— begin —

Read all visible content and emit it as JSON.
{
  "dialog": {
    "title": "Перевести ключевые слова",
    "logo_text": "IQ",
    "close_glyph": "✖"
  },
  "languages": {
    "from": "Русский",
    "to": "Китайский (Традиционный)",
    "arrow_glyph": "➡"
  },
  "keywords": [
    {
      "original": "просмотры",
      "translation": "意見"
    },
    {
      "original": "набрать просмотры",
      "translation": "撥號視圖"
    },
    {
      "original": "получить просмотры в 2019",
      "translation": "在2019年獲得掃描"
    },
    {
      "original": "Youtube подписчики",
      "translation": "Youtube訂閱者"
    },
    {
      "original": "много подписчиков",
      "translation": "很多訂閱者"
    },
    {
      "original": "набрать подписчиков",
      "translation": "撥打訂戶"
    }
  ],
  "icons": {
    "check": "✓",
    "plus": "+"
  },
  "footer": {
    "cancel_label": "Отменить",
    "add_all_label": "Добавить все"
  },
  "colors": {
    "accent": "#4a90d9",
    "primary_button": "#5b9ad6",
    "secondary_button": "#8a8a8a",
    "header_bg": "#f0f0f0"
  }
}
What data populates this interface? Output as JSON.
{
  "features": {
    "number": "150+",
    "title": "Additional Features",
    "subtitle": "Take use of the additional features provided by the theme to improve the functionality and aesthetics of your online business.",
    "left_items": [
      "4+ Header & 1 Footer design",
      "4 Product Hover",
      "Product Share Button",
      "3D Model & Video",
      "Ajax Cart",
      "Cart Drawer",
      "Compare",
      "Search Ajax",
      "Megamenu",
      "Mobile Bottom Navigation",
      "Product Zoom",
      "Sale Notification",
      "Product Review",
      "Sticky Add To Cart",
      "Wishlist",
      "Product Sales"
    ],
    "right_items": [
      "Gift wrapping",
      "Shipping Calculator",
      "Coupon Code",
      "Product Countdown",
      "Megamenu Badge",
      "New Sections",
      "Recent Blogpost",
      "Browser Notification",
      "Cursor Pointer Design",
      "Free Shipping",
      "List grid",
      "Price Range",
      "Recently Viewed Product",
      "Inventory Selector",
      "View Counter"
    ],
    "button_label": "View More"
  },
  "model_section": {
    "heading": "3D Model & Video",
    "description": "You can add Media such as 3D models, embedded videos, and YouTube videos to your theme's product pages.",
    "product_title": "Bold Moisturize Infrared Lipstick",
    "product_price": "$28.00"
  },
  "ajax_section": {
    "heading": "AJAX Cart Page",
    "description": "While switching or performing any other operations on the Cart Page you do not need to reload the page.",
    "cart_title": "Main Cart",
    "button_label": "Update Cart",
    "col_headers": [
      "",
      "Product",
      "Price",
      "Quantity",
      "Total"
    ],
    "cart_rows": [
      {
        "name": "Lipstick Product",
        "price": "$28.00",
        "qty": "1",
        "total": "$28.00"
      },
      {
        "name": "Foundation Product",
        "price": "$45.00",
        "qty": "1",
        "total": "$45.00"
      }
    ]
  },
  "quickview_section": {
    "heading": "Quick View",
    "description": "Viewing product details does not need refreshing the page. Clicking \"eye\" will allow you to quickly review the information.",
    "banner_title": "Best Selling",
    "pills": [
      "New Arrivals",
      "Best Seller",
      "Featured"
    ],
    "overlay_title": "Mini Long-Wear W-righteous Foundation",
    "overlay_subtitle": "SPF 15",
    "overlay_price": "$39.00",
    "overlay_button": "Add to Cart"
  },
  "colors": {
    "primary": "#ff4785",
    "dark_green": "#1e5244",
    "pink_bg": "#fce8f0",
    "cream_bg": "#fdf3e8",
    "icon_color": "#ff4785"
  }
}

— end —

## DO THIS
Repeat every line of the material exactly as given.

## REPLY
Read all visible content and emit it as JSON.
{
  "dialog": {
    "title": "Перевести ключевые слова",
    "logo_text": "IQ",
    "close_glyph": "✖"
  },
  "languages": {
    "from": "Русский",
    "to": "Китайский (Традиционный)",
    "arrow_glyph": "➡"
  },
  "keywords": [
    {
      "original": "просмотры",
      "translation": "意見"
    },
    {
      "original": "набрать просмотры",
      "translation": "撥號視圖"
    },
    {
      "original": "получить просмотры в 2019",
      "translation": "在2019年獲得掃描"
    },
    {
      "original": "Youtube подписчики",
      "translation": "Youtube訂閱者"
    },
    {
      "original": "много подписчиков",
      "translation": "很多訂閱者"
    },
    {
      "original": "набрать подписчиков",
      "translation": "撥打訂戶"
    }
  ],
  "icons": {
    "check": "✓",
    "plus": "+"
  },
  "footer": {
    "cancel_label": "Отменить",
    "add_all_label": "Добавить все"
  },
  "colors": {
    "accent": "#4a90d9",
    "primary_button": "#5b9ad6",
    "secondary_button": "#8a8a8a",
    "header_bg": "#f0f0f0"
  }
}
What data populates this interface? Output as JSON.
{
  "features": {
    "number": "150+",
    "title": "Additional Features",
    "subtitle": "Take use of the additional features provided by the theme to improve the functionality and aesthetics of your online business.",
    "left_items": [
      "4+ Header & 1 Footer design",
      "4 Product Hover",
      "Product Share Button",
      "3D Model & Video",
      "Ajax Cart",
      "Cart Drawer",
      "Compare",
      "Search Ajax",
      "Megamenu",
      "Mobile Bottom Navigation",
      "Product Zoom",
      "Sale Notification",
      "Product Review",
      "Sticky Add To Cart",
      "Wishlist",
      "Product Sales"
    ],
    "right_items": [
      "Gift wrapping",
      "Shipping Calculator",
      "Coupon Code",
      "Product Countdown",
      "Megamenu Badge",
      "New Sections",
      "Recent Blogpost",
      "Browser Notification",
      "Cursor Pointer Design",
      "Free Shipping",
      "List grid",
      "Price Range",
      "Recently Viewed Product",
      "Inventory Selector",
      "View Counter"
    ],
    "button_label": "View More"
  },
  "model_section": {
    "heading": "3D Model & Video",
    "description": "You can add Media such as 3D models, embedded videos, and YouTube videos to your theme's product pages.",
    "product_title": "Bold Moisturize Infrared Lipstick",
    "product_price": "$28.00"
  },
  "ajax_section": {
    "heading": "AJAX Cart Page",
    "description": "While switching or performing any other operations on the Cart Page you do not need to reload the page.",
    "cart_title": "Main Cart",
    "button_label": "Update Cart",
    "col_headers": [
      "",
      "Product",
      "Price",
      "Quantity",
      "Total"
    ],
    "cart_rows": [
      {
        "name": "Lipstick Product",
        "price": "$28.00",
        "qty": "1",
        "total": "$28.00"
      },
      {
        "name": "Foundation Product",
        "price": "$45.00",
        "qty": "1",
        "total": "$45.00"
      }
    ]
  },
  "quickview_section": {
    "heading": "Quick View",
    "description": "Viewing product details does not need refreshing the page. Clicking \"eye\" will allow you to quickly review the information.",
    "banner_title": "Best Selling",
    "pills": [
      "New Arrivals",
      "Best Seller",
      "Featured"
    ],
    "overlay_title": "Mini Long-Wear W-righteous Foundation",
    "overlay_subtitle": "SPF 15",
    "overlay_price": "$39.00",
    "overlay_button": "Add to Cart"
  },
  "colors": {
    "primary": "#ff4785",
    "dark_green": "#1e5244",
    "pink_bg": "#fce8f0",
    "cream_bg": "#fdf3e8",
    "icon_color": "#ff4785"
  }
}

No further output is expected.